(Collection entries)
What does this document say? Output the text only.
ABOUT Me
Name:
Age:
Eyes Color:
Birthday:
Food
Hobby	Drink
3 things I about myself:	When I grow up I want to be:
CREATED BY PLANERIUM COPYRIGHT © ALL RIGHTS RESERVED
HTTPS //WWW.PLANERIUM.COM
* * *
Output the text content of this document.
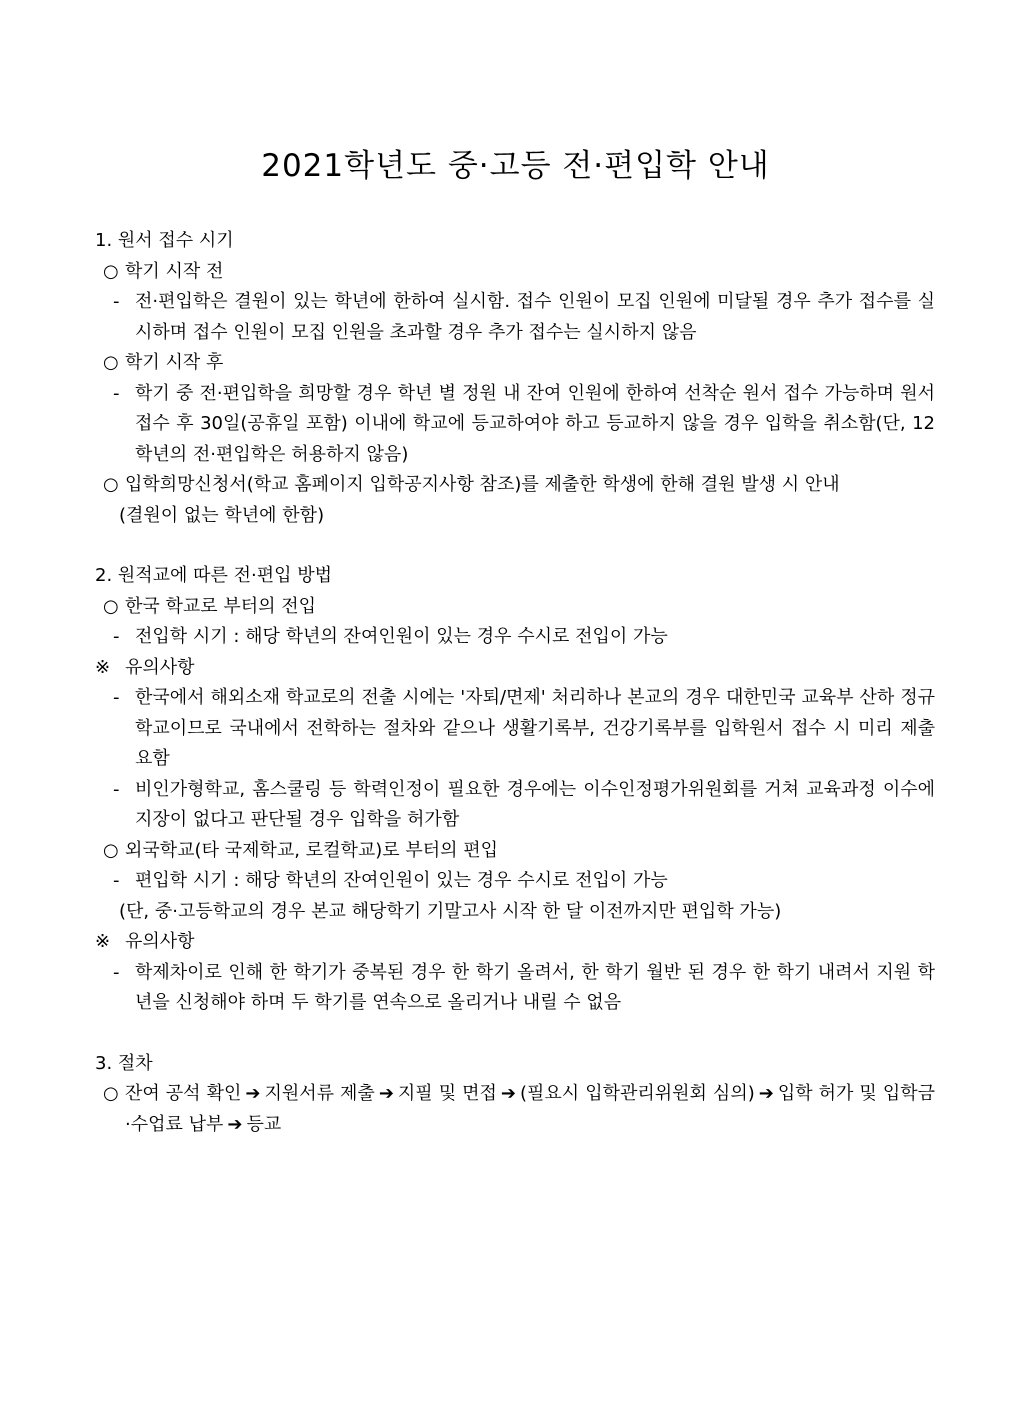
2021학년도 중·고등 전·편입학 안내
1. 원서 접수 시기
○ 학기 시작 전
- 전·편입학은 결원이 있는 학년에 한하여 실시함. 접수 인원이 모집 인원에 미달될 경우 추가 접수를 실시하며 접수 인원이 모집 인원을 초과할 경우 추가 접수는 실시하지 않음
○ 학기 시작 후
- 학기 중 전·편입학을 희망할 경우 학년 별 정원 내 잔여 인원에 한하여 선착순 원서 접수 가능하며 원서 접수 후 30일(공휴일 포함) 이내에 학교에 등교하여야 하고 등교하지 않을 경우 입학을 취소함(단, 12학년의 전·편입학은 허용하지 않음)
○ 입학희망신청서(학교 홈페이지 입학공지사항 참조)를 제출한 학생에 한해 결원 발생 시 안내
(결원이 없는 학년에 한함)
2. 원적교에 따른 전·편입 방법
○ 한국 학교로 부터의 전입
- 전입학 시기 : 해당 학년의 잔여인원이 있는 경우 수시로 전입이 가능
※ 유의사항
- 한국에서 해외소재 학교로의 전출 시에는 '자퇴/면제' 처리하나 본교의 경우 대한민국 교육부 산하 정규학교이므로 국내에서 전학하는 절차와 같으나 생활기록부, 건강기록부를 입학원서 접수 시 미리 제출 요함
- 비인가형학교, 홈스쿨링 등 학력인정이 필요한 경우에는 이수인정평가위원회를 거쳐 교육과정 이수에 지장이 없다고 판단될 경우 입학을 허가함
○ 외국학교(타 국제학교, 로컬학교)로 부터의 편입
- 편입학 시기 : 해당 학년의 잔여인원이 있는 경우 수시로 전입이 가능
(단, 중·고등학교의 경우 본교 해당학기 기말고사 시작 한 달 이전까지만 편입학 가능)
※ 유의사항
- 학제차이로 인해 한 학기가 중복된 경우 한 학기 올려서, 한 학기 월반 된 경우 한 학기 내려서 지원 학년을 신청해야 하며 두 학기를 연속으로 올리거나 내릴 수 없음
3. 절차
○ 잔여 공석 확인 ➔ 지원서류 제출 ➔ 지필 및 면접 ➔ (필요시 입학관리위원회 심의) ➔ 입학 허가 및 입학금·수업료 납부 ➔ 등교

Exercise requirements = Identify every line above with the string "Output" in it. Copy those lines.

Written answer =
What does this document say? Output the text only.
Output the text content of this document.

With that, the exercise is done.